= Stored data =
·····
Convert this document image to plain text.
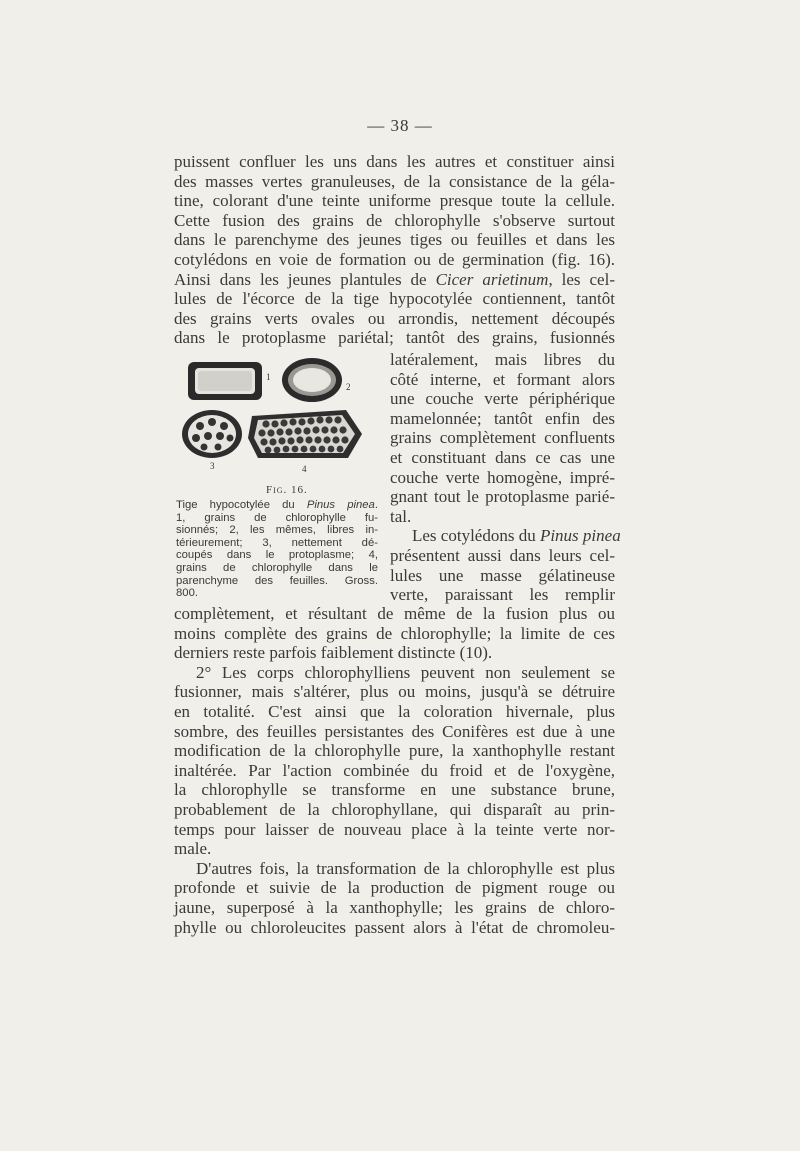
— 38 —
puissent confluer les uns dans les autres et constituer ainsi
des masses vertes granuleuses, de la consistance de la géla-
tine, colorant d'une teinte uniforme presque toute la cellule.
Cette fusion des grains de chlorophylle s'observe surtout
dans le parenchyme des jeunes tiges ou feuilles et dans les
cotylédons en voie de formation ou de germination (fig. 16).
Ainsi dans les jeunes plantules de Cicer arietinum, les cel-
lules de l'écorce de la tige hypocotylée contiennent, tantôt
des grains verts ovales ou arrondis, nettement découpés
dans le protoplasme pariétal; tantôt des grains, fusionnés
1
2
3	4
Fig. 16.
Tige hypocotylée du Pinus pinea.
1, grains de chlorophylle fu-
sionnés; 2, les mêmes, libres in-
térieurement; 3, nettement dé-
coupés dans le protoplasme; 4,
grains de chlorophylle dans le
parenchyme des feuilles. Gross.
800.
latéralement, mais libres du
côté interne, et formant alors
une couche verte périphérique
mamelonnée; tantôt enfin des
grains complètement confluents
et constituant dans ce cas une
couche verte homogène, impré-
gnant tout le protoplasme parié-
tal.
Les cotylédons du Pinus pinea
présentent aussi dans leurs cel-
lules une masse gélatineuse
verte, paraissant les remplir
complètement, et résultant de même de la fusion plus ou
moins complète des grains de chlorophylle; la limite de ces
derniers reste parfois faiblement distincte (10).
2° Les corps chlorophylliens peuvent non seulement se
fusionner, mais s'altérer, plus ou moins, jusqu'à se détruire
en totalité. C'est ainsi que la coloration hivernale, plus
sombre, des feuilles persistantes des Conifères est due à une
modification de la chlorophylle pure, la xanthophylle restant
inaltérée. Par l'action combinée du froid et de l'oxygène,
la chlorophylle se transforme en une substance brune,
probablement de la chlorophyllane, qui disparaît au prin-
temps pour laisser de nouveau place à la teinte verte nor-
male.
D'autres fois, la transformation de la chlorophylle est plus
profonde et suivie de la production de pigment rouge ou
jaune, superposé à la xanthophylle; les grains de chloro-
phylle ou chloroleucites passent alors à l'état de chromoleu-
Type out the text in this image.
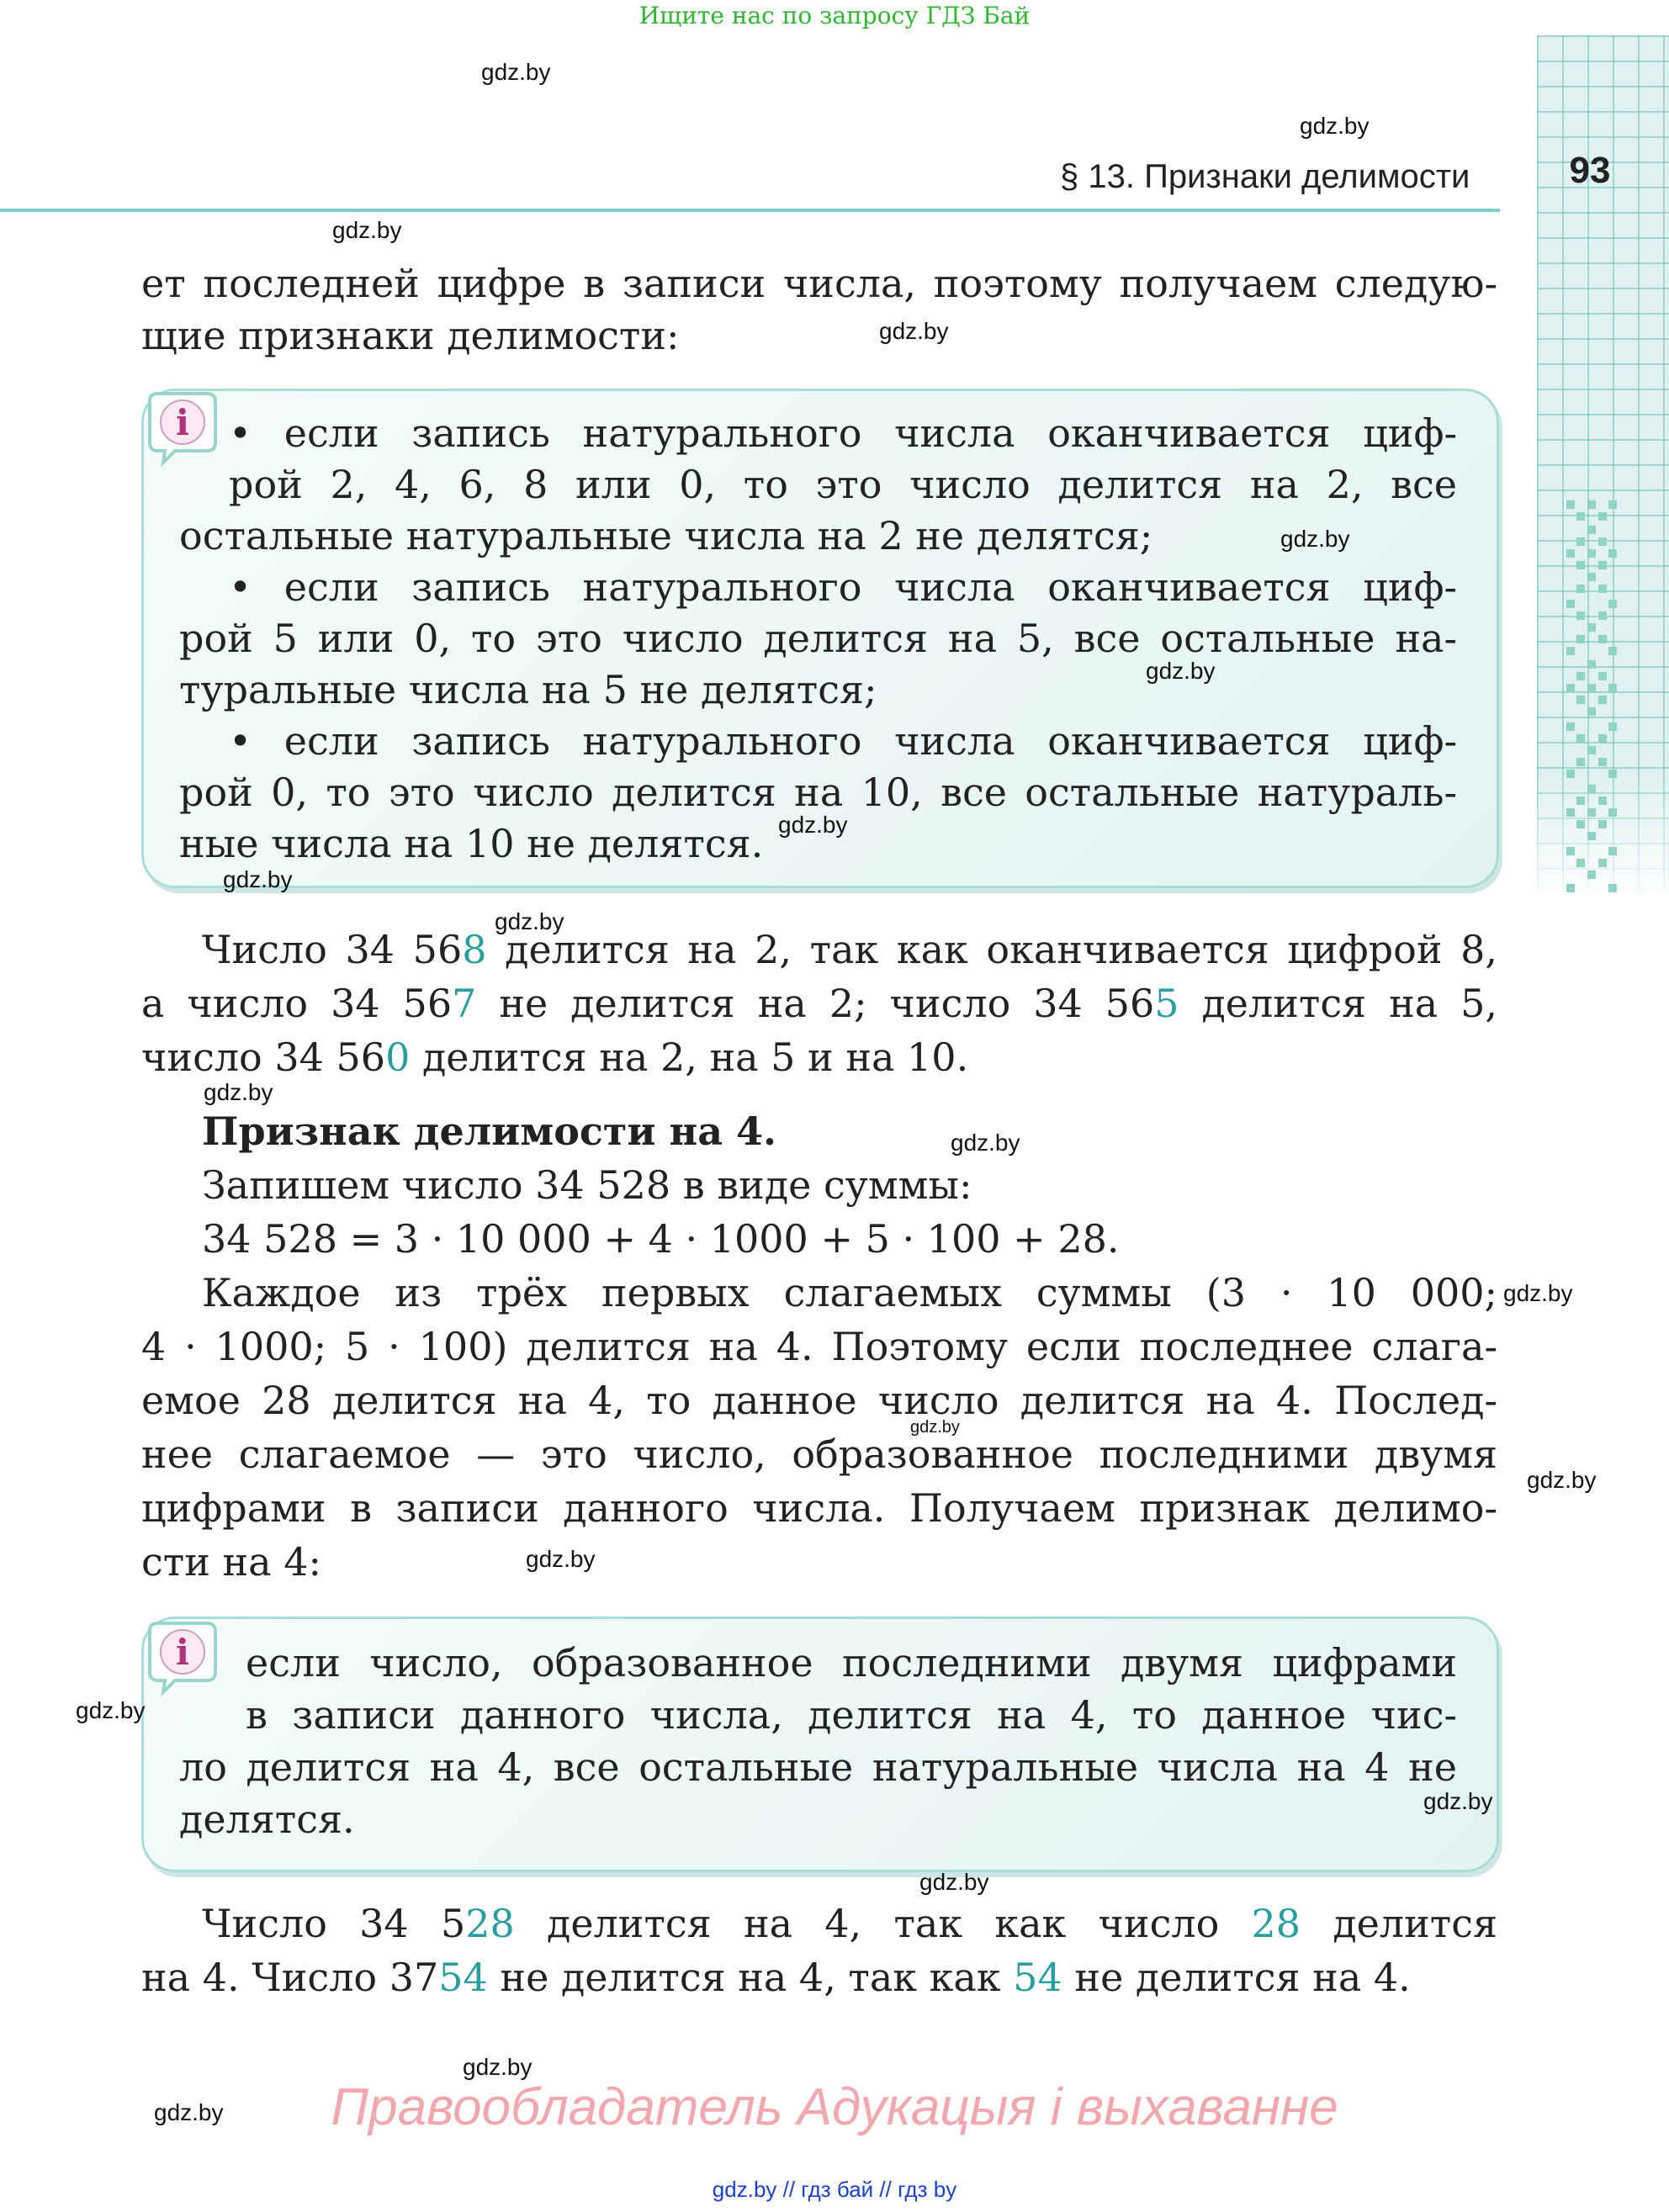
Ищите нас по запросу ГДЗ Бай
93
§ 13. Признаки делимости
ет последней цифре в записи числа, поэтому получаем следую-
щие признаки делимости:
i • если запись натурального числа оканчивается циф-
рой 2, 4, 6, 8 или 0, то это число делится на 2, все
остальные натуральные числа на 2 не делятся;
• если запись натурального числа оканчивается циф-
рой 5 или 0, то это число делится на 5, все остальные на-
туральные числа на 5 не делятся;
• если запись натурального числа оканчивается циф-
рой 0, то это число делится на 10, все остальные натураль-
ные числа на 10 не делятся.
Число 34 568 делится на 2, так как оканчивается цифрой 8,
а число 34 567 не делится на 2; число 34 565 делится на 5,
число 34 560 делится на 2, на 5 и на 10.
Признак делимости на 4.
Запишем число 34 528 в виде суммы:
34 528 = 3 · 10 000 + 4 · 1000 + 5 · 100 + 28.
Каждое из трёх первых слагаемых суммы (3 · 10 000;
4 · 1000; 5 · 100) делится на 4. Поэтому если последнее слага-
емое 28 делится на 4, то данное число делится на 4. Послед-
нее слагаемое — это число, образованное последними двумя
цифрами в записи данного числа. Получаем признак делимо-
сти на 4:
i если число, образованное последними двумя цифрами
в записи данного числа, делится на 4, то данное чис-
ло делится на 4, все остальные натуральные числа на 4 не
делятся.
Число 34 528 делится на 4, так как число 28 делится
на 4. Число 3754 не делится на 4, так как 54 не делится на 4.
gdz.by
gdz.by
gdz.by
gdz.by
gdz.by
gdz.by
gdz.by
gdz.by
gdz.by
gdz.by
gdz.by
gdz.by
gdz.by
gdz.by
gdz.by
gdz.by
gdz.by
gdz.by
gdz.by
gdz.by	Правообладатель Адукацыя і выхаванне
gdz.by // гдз бай // гдз by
·····
= What you should do =
Return from the data every line that holds "оканчивается".

= Answer =
i • если запись натурального числа оканчивается циф-
• если запись натурального числа оканчивается циф-
• если запись натурального числа оканчивается циф-
Число 34 568 делится на 2, так как оканчивается цифрой 8,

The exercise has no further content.